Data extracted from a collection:
---

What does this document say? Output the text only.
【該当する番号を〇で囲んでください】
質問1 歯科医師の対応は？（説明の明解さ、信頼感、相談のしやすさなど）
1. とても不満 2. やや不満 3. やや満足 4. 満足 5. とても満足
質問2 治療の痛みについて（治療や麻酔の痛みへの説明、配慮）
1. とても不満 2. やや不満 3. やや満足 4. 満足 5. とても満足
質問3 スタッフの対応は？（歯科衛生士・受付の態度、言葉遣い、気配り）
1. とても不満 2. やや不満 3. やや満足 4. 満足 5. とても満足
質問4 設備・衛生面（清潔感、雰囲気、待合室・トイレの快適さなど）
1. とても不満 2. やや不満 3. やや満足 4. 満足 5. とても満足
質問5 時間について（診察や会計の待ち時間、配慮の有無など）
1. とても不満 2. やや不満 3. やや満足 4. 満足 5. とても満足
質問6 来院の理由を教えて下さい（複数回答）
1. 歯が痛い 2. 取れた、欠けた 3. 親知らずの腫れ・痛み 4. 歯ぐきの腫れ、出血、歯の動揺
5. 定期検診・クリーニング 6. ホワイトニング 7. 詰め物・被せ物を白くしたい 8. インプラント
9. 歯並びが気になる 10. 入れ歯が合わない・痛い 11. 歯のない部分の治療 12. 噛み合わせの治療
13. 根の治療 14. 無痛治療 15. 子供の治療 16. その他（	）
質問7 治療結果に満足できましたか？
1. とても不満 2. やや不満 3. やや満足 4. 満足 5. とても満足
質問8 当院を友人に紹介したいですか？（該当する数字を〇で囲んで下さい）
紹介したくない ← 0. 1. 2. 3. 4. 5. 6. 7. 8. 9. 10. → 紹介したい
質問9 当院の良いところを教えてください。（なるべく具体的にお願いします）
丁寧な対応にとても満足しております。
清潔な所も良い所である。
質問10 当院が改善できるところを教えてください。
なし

---

* [Job]:
Word for word, restate all of the data shown above.

* [Answer to the task]:
What does this document say? Output the text only.
【該当する番号を〇で囲んでください】
質問1 歯科医師の対応は？（説明の明解さ、信頼感、相談のしやすさなど）
1. とても不満 2. やや不満 3. やや満足 4. 満足 5. とても満足
質問2 治療の痛みについて（治療や麻酔の痛みへの説明、配慮）
1. とても不満 2. やや不満 3. やや満足 4. 満足 5. とても満足
質問3 スタッフの対応は？（歯科衛生士・受付の態度、言葉遣い、気配り）
1. とても不満 2. やや不満 3. やや満足 4. 満足 5. とても満足
質問4 設備・衛生面（清潔感、雰囲気、待合室・トイレの快適さなど）
1. とても不満 2. やや不満 3. やや満足 4. 満足 5. とても満足
質問5 時間について（診察や会計の待ち時間、配慮の有無など）
1. とても不満 2. やや不満 3. やや満足 4. 満足 5. とても満足
質問6 来院の理由を教えて下さい（複数回答）
1. 歯が痛い 2. 取れた、欠けた 3. 親知らずの腫れ・痛み 4. 歯ぐきの腫れ、出血、歯の動揺
5. 定期検診・クリーニング 6. ホワイトニング 7. 詰め物・被せ物を白くしたい 8. インプラント
9. 歯並びが気になる 10. 入れ歯が合わない・痛い 11. 歯のない部分の治療 12. 噛み合わせの治療
13. 根の治療 14. 無痛治療 15. 子供の治療 16. その他（	）
質問7 治療結果に満足できましたか？
1. とても不満 2. やや不満 3. やや満足 4. 満足 5. とても満足
質問8 当院を友人に紹介したいですか？（該当する数字を〇で囲んで下さい）
紹介したくない ← 0. 1. 2. 3. 4. 5. 6. 7. 8. 9. 10. → 紹介したい
質問9 当院の良いところを教えてください。（なるべく具体的にお願いします）
丁寧な対応にとても満足しております。
清潔な所も良い所である。
質問10 当院が改善できるところを教えてください。
なし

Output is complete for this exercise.